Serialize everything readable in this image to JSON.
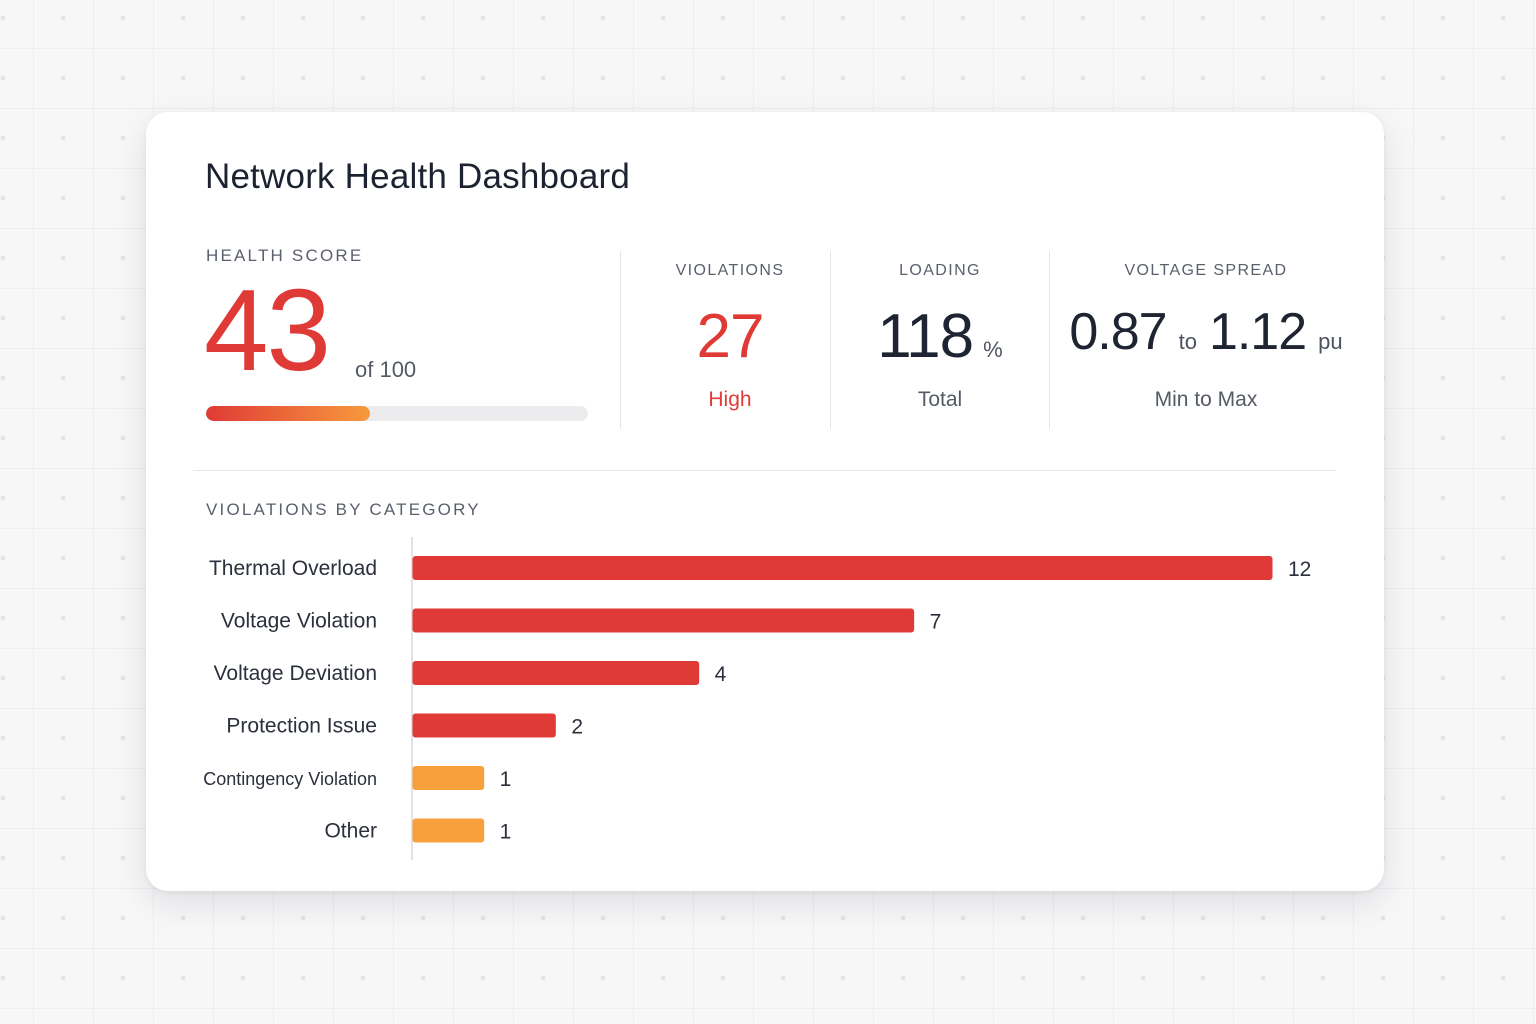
{
  "title": "Network Health Dashboard",
  "health": {
    "label": "HEALTH SCORE",
    "score": "43",
    "of_text": "of 100",
    "score_fraction": 0.43
  },
  "kpis": {
    "violations": {
      "label": "VIOLATIONS",
      "value": "27",
      "sub": "High"
    },
    "loading": {
      "label": "LOADING",
      "value": "118",
      "unit": "%",
      "sub": "Total"
    },
    "voltage": {
      "label": "VOLTAGE SPREAD",
      "min": "0.87",
      "sep": "to",
      "max": "1.12",
      "unit": "pu",
      "sub": "Min to Max"
    }
  },
  "colors": {
    "critical": "#e03a36",
    "warning": "#f7a03c"
  },
  "chart_data": {
    "type": "bar",
    "orientation": "horizontal",
    "title": "VIOLATIONS BY CATEGORY",
    "categories": [
      "Thermal Overload",
      "Voltage Violation",
      "Voltage Deviation",
      "Protection Issue",
      "Contingency Violation",
      "Other"
    ],
    "values": [
      12,
      7,
      4,
      2,
      1,
      1
    ],
    "bar_colors": [
      "#e03a36",
      "#e03a36",
      "#e03a36",
      "#e03a36",
      "#f7a03c",
      "#f7a03c"
    ],
    "xlim": [
      0,
      12
    ],
    "grid": false
  }
}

------------

Written task |
Reproduce each line exactly as it appears, omitting the pictures.

Finished exercise |
Serialize everything readable in this image to JSON.
{
  "title": "Network Health Dashboard",
  "health": {
    "label": "HEALTH SCORE",
    "score": "43",
    "of_text": "of 100",
    "score_fraction": 0.43
  },
  "kpis": {
    "violations": {
      "label": "VIOLATIONS",
      "value": "27",
      "sub": "High"
    },
    "loading": {
      "label": "LOADING",
      "value": "118",
      "unit": "%",
      "sub": "Total"
    },
    "voltage": {
      "label": "VOLTAGE SPREAD",
      "min": "0.87",
      "sep": "to",
      "max": "1.12",
      "unit": "pu",
      "sub": "Min to Max"
    }
  },
  "colors": {
    "critical": "#e03a36",
    "warning": "#f7a03c"
  },
  "chart_data": {
    "type": "bar",
    "orientation": "horizontal",
    "title": "VIOLATIONS BY CATEGORY",
    "categories": [
      "Thermal Overload",
      "Voltage Violation",
      "Voltage Deviation",
      "Protection Issue",
      "Contingency Violation",
      "Other"
    ],
    "values": [
      12,
      7,
      4,
      2,
      1,
      1
    ],
    "bar_colors": [
      "#e03a36",
      "#e03a36",
      "#e03a36",
      "#e03a36",
      "#f7a03c",
      "#f7a03c"
    ],
    "xlim": [
      0,
      12
    ],
    "grid": false
  }
}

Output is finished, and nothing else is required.